Exercise data:
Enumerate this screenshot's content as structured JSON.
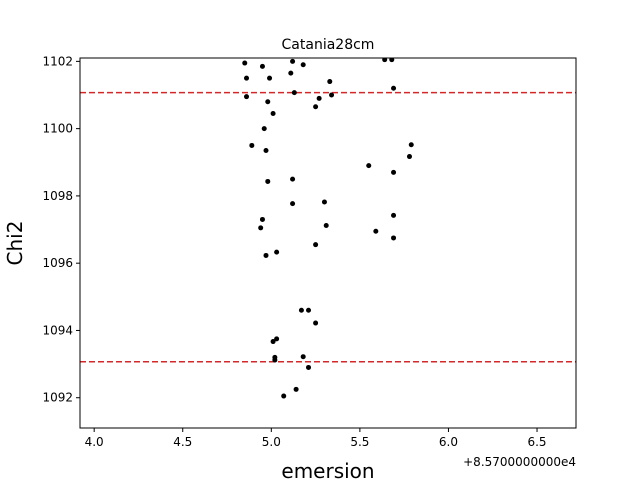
{
  "chart_data": {
    "type": "scatter",
    "title": "Catania28cm",
    "xlabel": "emersion",
    "ylabel": "Chi2",
    "x_offset_label": "+8.5700000000e4",
    "xlim": [
      3.92,
      6.72
    ],
    "ylim": [
      1091.1,
      1102.1
    ],
    "xticks": [
      4.0,
      4.5,
      5.0,
      5.5,
      6.0,
      6.5
    ],
    "xtick_labels": [
      "4.0",
      "4.5",
      "5.0",
      "5.5",
      "6.0",
      "6.5"
    ],
    "yticks": [
      1092,
      1094,
      1096,
      1098,
      1100,
      1102
    ],
    "ytick_labels": [
      "1092",
      "1094",
      "1096",
      "1098",
      "1100",
      "1102"
    ],
    "grid": false,
    "marker_color": "#000000",
    "hlines": [
      {
        "y": 1101.07,
        "color": "#d62728",
        "style": "dashed"
      },
      {
        "y": 1093.07,
        "color": "#d62728",
        "style": "dashed"
      }
    ],
    "points": [
      {
        "x": 4.85,
        "y": 1101.95
      },
      {
        "x": 4.95,
        "y": 1101.85
      },
      {
        "x": 5.12,
        "y": 1102.0
      },
      {
        "x": 5.18,
        "y": 1101.9
      },
      {
        "x": 5.64,
        "y": 1102.05
      },
      {
        "x": 5.68,
        "y": 1102.05
      },
      {
        "x": 4.86,
        "y": 1101.5
      },
      {
        "x": 4.99,
        "y": 1101.5
      },
      {
        "x": 5.11,
        "y": 1101.65
      },
      {
        "x": 5.33,
        "y": 1101.4
      },
      {
        "x": 5.69,
        "y": 1101.2
      },
      {
        "x": 5.13,
        "y": 1101.07
      },
      {
        "x": 4.86,
        "y": 1100.95
      },
      {
        "x": 4.98,
        "y": 1100.8
      },
      {
        "x": 5.27,
        "y": 1100.9
      },
      {
        "x": 5.34,
        "y": 1101.0
      },
      {
        "x": 5.25,
        "y": 1100.65
      },
      {
        "x": 5.01,
        "y": 1100.45
      },
      {
        "x": 4.96,
        "y": 1100.0
      },
      {
        "x": 5.79,
        "y": 1099.52
      },
      {
        "x": 4.89,
        "y": 1099.5
      },
      {
        "x": 4.97,
        "y": 1099.35
      },
      {
        "x": 5.78,
        "y": 1099.17
      },
      {
        "x": 5.55,
        "y": 1098.9
      },
      {
        "x": 5.69,
        "y": 1098.7
      },
      {
        "x": 5.12,
        "y": 1098.5
      },
      {
        "x": 4.98,
        "y": 1098.43
      },
      {
        "x": 5.3,
        "y": 1097.82
      },
      {
        "x": 5.12,
        "y": 1097.77
      },
      {
        "x": 5.69,
        "y": 1097.42
      },
      {
        "x": 4.95,
        "y": 1097.3
      },
      {
        "x": 5.31,
        "y": 1097.12
      },
      {
        "x": 4.94,
        "y": 1097.05
      },
      {
        "x": 5.59,
        "y": 1096.95
      },
      {
        "x": 5.69,
        "y": 1096.75
      },
      {
        "x": 5.25,
        "y": 1096.55
      },
      {
        "x": 5.03,
        "y": 1096.33
      },
      {
        "x": 4.97,
        "y": 1096.23
      },
      {
        "x": 5.17,
        "y": 1094.6
      },
      {
        "x": 5.21,
        "y": 1094.6
      },
      {
        "x": 5.25,
        "y": 1094.22
      },
      {
        "x": 5.03,
        "y": 1093.75
      },
      {
        "x": 5.01,
        "y": 1093.67
      },
      {
        "x": 5.02,
        "y": 1093.2
      },
      {
        "x": 5.18,
        "y": 1093.22
      },
      {
        "x": 5.02,
        "y": 1093.12
      },
      {
        "x": 5.21,
        "y": 1092.9
      },
      {
        "x": 5.14,
        "y": 1092.25
      },
      {
        "x": 5.07,
        "y": 1092.05
      }
    ]
  }
}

Direction:
Pictures are to be left out; the records above must be repeated word for word.

Answer to this exercise:
Enumerate this screenshot's content as structured JSON.
{
  "chart_data": {
    "type": "scatter",
    "title": "Catania28cm",
    "xlabel": "emersion",
    "ylabel": "Chi2",
    "x_offset_label": "+8.5700000000e4",
    "xlim": [
      3.92,
      6.72
    ],
    "ylim": [
      1091.1,
      1102.1
    ],
    "xticks": [
      4.0,
      4.5,
      5.0,
      5.5,
      6.0,
      6.5
    ],
    "xtick_labels": [
      "4.0",
      "4.5",
      "5.0",
      "5.5",
      "6.0",
      "6.5"
    ],
    "yticks": [
      1092,
      1094,
      1096,
      1098,
      1100,
      1102
    ],
    "ytick_labels": [
      "1092",
      "1094",
      "1096",
      "1098",
      "1100",
      "1102"
    ],
    "grid": false,
    "marker_color": "#000000",
    "hlines": [
      {
        "y": 1101.07,
        "color": "#d62728",
        "style": "dashed"
      },
      {
        "y": 1093.07,
        "color": "#d62728",
        "style": "dashed"
      }
    ],
    "points": [
      {
        "x": 4.85,
        "y": 1101.95
      },
      {
        "x": 4.95,
        "y": 1101.85
      },
      {
        "x": 5.12,
        "y": 1102.0
      },
      {
        "x": 5.18,
        "y": 1101.9
      },
      {
        "x": 5.64,
        "y": 1102.05
      },
      {
        "x": 5.68,
        "y": 1102.05
      },
      {
        "x": 4.86,
        "y": 1101.5
      },
      {
        "x": 4.99,
        "y": 1101.5
      },
      {
        "x": 5.11,
        "y": 1101.65
      },
      {
        "x": 5.33,
        "y": 1101.4
      },
      {
        "x": 5.69,
        "y": 1101.2
      },
      {
        "x": 5.13,
        "y": 1101.07
      },
      {
        "x": 4.86,
        "y": 1100.95
      },
      {
        "x": 4.98,
        "y": 1100.8
      },
      {
        "x": 5.27,
        "y": 1100.9
      },
      {
        "x": 5.34,
        "y": 1101.0
      },
      {
        "x": 5.25,
        "y": 1100.65
      },
      {
        "x": 5.01,
        "y": 1100.45
      },
      {
        "x": 4.96,
        "y": 1100.0
      },
      {
        "x": 5.79,
        "y": 1099.52
      },
      {
        "x": 4.89,
        "y": 1099.5
      },
      {
        "x": 4.97,
        "y": 1099.35
      },
      {
        "x": 5.78,
        "y": 1099.17
      },
      {
        "x": 5.55,
        "y": 1098.9
      },
      {
        "x": 5.69,
        "y": 1098.7
      },
      {
        "x": 5.12,
        "y": 1098.5
      },
      {
        "x": 4.98,
        "y": 1098.43
      },
      {
        "x": 5.3,
        "y": 1097.82
      },
      {
        "x": 5.12,
        "y": 1097.77
      },
      {
        "x": 5.69,
        "y": 1097.42
      },
      {
        "x": 4.95,
        "y": 1097.3
      },
      {
        "x": 5.31,
        "y": 1097.12
      },
      {
        "x": 4.94,
        "y": 1097.05
      },
      {
        "x": 5.59,
        "y": 1096.95
      },
      {
        "x": 5.69,
        "y": 1096.75
      },
      {
        "x": 5.25,
        "y": 1096.55
      },
      {
        "x": 5.03,
        "y": 1096.33
      },
      {
        "x": 4.97,
        "y": 1096.23
      },
      {
        "x": 5.17,
        "y": 1094.6
      },
      {
        "x": 5.21,
        "y": 1094.6
      },
      {
        "x": 5.25,
        "y": 1094.22
      },
      {
        "x": 5.03,
        "y": 1093.75
      },
      {
        "x": 5.01,
        "y": 1093.67
      },
      {
        "x": 5.02,
        "y": 1093.2
      },
      {
        "x": 5.18,
        "y": 1093.22
      },
      {
        "x": 5.02,
        "y": 1093.12
      },
      {
        "x": 5.21,
        "y": 1092.9
      },
      {
        "x": 5.14,
        "y": 1092.25
      },
      {
        "x": 5.07,
        "y": 1092.05
      }
    ]
  }
}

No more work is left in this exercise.